%%

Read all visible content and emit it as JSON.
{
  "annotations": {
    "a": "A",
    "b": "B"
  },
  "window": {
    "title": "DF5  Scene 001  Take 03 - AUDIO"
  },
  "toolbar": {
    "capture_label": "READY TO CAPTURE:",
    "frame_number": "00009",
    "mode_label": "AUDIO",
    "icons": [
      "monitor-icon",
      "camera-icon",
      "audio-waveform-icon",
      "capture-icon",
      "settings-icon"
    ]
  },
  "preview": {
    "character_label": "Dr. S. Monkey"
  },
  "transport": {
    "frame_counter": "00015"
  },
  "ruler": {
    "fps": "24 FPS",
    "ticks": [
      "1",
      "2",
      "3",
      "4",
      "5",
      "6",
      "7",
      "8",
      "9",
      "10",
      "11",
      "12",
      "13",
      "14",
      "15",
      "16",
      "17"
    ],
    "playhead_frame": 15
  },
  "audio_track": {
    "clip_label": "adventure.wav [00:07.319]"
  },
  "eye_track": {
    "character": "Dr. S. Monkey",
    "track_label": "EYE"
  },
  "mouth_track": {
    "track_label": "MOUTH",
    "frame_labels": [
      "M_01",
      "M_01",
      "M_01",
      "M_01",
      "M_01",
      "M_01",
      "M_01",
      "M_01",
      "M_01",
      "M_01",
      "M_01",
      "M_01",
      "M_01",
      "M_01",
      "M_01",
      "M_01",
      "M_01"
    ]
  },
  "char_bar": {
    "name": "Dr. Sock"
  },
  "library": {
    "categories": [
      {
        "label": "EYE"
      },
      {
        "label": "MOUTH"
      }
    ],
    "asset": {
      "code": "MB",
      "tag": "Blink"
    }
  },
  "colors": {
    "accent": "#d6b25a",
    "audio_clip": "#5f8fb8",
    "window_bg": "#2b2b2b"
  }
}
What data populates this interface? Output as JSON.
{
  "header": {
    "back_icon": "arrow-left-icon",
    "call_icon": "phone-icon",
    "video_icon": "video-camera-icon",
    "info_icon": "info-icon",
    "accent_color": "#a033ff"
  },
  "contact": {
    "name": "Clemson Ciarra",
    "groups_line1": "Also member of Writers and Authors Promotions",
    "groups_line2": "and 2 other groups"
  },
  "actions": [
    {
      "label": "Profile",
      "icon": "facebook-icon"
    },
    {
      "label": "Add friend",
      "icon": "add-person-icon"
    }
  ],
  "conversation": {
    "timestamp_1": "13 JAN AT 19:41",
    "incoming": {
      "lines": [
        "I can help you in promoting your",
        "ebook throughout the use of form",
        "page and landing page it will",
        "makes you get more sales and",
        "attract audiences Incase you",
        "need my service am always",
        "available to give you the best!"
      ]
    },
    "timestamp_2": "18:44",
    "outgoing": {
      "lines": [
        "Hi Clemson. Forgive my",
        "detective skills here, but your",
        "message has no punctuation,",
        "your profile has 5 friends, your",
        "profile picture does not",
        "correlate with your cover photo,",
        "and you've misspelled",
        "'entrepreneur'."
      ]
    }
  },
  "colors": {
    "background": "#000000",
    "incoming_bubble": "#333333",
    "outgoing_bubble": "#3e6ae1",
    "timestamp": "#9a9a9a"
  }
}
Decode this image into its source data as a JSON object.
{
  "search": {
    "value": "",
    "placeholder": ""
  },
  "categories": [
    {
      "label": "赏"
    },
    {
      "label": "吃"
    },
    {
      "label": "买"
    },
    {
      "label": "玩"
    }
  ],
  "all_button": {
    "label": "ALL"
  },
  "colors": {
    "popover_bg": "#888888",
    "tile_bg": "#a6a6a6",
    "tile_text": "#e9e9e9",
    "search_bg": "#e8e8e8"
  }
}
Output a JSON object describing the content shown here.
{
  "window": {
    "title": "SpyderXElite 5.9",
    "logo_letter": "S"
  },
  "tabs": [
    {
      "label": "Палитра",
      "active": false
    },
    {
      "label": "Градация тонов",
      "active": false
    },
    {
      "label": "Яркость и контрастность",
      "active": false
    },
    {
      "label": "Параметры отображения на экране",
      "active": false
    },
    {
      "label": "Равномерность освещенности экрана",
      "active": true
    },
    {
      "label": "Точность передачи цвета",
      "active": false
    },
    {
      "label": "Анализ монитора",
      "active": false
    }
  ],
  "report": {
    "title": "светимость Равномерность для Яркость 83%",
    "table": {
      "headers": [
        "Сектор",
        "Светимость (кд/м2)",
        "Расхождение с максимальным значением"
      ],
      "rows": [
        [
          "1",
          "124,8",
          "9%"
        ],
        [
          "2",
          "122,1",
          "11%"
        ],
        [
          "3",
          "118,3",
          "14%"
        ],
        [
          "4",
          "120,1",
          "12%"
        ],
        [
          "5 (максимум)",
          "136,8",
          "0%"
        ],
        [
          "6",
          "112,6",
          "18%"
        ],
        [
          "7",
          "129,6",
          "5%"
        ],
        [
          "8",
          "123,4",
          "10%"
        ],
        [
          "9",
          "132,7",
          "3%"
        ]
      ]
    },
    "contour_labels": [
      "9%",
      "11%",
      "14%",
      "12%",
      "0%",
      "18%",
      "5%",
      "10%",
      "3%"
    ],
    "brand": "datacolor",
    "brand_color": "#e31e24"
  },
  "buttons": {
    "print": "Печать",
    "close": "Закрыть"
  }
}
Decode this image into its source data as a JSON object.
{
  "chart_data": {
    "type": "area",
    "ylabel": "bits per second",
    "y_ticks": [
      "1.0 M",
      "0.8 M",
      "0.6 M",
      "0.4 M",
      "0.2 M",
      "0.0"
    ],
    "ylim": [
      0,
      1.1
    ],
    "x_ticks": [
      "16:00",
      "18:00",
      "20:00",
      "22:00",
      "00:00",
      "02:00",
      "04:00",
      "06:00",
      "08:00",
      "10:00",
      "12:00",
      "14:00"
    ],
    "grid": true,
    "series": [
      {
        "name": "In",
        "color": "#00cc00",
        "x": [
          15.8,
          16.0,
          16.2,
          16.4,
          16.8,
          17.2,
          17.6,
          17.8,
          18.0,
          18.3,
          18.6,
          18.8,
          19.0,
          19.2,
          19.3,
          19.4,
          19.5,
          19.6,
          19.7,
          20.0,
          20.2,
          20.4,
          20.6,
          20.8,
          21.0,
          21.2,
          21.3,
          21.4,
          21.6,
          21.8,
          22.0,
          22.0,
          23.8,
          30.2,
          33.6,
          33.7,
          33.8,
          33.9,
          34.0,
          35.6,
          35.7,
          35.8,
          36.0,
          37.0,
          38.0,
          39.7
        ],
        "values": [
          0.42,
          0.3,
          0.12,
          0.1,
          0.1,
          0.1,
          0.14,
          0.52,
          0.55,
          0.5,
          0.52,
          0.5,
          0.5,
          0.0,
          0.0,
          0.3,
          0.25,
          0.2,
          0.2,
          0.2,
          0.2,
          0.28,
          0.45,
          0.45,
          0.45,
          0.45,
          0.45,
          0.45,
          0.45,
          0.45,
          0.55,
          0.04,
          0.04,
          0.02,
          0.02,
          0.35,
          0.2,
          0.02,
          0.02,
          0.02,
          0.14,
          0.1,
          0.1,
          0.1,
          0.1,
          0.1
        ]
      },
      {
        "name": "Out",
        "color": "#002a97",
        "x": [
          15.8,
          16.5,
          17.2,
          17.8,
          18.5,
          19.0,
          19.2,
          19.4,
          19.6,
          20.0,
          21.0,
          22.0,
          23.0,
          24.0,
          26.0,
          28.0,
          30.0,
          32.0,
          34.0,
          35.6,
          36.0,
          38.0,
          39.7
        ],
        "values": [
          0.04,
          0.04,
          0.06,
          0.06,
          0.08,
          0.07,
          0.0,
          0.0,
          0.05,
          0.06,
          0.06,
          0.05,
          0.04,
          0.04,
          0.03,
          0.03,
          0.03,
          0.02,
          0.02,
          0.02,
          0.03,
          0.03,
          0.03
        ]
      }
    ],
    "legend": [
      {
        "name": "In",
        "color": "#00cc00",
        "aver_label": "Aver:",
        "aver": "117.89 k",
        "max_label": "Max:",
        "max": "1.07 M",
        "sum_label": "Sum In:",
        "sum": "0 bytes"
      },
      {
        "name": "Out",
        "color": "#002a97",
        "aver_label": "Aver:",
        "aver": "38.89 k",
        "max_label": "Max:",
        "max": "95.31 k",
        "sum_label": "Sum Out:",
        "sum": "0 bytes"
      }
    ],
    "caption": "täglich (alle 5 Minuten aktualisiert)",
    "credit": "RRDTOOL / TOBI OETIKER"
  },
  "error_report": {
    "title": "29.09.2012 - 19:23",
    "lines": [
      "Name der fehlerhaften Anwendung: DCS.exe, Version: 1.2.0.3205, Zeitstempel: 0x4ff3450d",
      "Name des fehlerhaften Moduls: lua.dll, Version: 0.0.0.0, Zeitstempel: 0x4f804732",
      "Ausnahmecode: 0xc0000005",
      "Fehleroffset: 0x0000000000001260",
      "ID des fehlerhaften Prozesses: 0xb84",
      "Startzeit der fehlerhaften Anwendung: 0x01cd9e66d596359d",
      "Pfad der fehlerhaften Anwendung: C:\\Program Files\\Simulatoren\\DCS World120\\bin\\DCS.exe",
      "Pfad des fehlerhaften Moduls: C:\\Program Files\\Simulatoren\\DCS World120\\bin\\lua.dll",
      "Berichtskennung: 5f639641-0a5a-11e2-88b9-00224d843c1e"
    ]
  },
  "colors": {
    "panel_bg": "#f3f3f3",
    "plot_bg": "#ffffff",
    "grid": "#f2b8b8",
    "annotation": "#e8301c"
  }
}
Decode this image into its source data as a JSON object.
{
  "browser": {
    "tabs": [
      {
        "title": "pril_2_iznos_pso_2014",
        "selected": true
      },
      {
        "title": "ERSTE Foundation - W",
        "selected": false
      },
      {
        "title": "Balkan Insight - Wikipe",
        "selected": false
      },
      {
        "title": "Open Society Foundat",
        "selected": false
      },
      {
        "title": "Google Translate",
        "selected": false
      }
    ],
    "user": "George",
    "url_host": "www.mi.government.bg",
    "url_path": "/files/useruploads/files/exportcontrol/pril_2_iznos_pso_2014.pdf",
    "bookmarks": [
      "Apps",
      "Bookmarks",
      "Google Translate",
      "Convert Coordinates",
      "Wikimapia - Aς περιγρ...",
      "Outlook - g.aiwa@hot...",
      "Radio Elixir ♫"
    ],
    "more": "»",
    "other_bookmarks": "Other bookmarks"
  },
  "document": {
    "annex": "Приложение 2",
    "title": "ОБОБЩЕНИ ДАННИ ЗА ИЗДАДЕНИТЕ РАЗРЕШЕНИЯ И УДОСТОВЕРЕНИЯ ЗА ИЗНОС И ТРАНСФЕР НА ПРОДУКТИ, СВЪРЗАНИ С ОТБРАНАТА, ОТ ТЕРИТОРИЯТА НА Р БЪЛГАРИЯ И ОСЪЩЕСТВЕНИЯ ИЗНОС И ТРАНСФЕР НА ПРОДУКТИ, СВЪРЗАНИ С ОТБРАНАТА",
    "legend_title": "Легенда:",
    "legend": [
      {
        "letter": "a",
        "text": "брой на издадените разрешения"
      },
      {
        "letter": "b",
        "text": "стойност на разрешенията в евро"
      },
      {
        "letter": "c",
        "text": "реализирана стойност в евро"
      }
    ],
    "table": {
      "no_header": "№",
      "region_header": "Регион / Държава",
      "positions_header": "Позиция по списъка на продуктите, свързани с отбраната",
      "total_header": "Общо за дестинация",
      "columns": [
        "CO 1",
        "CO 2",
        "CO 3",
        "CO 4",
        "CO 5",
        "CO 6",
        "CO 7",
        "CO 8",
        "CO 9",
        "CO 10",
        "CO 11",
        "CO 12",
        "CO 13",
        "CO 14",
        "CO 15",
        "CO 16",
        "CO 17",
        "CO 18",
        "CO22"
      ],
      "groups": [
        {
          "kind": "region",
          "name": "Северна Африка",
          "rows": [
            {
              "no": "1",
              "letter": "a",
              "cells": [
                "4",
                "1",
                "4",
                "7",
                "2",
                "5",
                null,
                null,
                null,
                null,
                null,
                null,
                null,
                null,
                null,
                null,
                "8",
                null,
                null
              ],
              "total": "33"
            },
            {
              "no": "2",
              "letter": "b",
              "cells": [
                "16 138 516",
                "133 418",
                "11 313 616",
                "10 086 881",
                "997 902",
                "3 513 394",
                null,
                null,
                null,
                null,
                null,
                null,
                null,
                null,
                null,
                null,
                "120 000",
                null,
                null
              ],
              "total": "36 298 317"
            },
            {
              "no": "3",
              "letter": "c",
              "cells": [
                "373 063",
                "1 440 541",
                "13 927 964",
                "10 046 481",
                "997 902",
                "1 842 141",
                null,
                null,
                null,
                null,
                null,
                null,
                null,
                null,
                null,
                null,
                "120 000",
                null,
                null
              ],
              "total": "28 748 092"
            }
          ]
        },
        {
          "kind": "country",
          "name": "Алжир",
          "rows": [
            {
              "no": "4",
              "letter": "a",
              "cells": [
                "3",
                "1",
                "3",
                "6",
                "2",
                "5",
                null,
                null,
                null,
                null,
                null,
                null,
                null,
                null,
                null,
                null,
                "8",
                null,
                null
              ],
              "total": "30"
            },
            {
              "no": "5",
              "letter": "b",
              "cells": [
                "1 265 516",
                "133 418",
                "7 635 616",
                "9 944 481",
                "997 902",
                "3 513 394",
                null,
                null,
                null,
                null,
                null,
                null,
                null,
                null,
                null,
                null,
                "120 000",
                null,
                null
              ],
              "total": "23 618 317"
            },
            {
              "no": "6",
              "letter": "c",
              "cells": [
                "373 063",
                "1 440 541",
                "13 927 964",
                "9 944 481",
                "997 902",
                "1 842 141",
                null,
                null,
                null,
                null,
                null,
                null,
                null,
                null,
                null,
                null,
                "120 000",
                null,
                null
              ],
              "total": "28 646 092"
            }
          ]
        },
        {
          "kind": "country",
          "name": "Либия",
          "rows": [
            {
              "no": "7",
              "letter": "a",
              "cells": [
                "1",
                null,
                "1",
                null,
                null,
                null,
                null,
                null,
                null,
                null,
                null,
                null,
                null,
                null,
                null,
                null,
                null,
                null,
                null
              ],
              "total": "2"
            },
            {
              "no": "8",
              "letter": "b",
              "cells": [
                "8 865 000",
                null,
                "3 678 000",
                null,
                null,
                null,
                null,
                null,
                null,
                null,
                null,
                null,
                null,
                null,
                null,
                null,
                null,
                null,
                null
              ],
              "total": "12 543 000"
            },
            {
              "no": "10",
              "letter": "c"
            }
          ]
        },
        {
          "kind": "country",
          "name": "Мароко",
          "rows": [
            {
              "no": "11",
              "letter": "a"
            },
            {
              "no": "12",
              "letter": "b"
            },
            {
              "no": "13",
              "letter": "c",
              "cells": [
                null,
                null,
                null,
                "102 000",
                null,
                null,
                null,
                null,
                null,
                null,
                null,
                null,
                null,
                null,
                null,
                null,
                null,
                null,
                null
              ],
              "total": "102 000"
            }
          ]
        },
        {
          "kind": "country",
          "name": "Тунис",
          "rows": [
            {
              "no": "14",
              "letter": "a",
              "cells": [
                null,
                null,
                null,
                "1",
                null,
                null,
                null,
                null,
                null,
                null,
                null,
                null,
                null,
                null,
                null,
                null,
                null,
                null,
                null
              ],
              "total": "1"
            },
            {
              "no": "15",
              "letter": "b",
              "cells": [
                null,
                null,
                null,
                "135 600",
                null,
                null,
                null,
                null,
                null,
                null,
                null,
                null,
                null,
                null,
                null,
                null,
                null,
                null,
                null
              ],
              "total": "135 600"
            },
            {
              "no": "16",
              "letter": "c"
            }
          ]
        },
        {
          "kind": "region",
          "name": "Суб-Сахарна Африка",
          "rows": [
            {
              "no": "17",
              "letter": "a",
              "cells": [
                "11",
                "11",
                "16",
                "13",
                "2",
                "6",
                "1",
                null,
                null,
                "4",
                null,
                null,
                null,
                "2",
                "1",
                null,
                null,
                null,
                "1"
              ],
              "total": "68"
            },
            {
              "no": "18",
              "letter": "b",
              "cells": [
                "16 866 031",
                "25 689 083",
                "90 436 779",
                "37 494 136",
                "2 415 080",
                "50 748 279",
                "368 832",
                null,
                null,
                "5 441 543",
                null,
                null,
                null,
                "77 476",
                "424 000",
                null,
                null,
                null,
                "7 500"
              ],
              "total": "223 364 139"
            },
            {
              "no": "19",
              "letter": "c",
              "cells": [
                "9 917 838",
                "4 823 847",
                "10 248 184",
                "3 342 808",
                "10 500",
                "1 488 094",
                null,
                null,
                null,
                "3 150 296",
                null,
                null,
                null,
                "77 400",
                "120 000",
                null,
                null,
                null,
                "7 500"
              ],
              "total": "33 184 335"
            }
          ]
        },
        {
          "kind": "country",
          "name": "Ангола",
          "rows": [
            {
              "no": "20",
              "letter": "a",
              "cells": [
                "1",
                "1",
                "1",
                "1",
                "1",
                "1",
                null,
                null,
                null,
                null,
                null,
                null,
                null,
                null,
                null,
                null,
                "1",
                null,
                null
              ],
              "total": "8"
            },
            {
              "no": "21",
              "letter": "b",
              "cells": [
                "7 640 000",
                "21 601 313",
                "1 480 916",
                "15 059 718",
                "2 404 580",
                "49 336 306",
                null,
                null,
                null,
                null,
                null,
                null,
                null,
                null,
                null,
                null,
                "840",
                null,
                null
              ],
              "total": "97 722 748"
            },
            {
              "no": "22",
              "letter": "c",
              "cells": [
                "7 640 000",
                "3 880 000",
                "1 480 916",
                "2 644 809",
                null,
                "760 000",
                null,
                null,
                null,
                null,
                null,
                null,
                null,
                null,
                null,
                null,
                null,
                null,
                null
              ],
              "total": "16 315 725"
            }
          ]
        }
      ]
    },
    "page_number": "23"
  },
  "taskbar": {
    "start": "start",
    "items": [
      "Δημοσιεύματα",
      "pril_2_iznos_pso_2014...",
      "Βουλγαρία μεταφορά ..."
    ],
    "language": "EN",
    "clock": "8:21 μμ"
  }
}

%%

◆ **WHAT YOU SHOULD DO**:
Copy each line that holds the word "true".

◆ **ANSWER BELOW**:
      "active": true
    "grid": true,
        "selected": true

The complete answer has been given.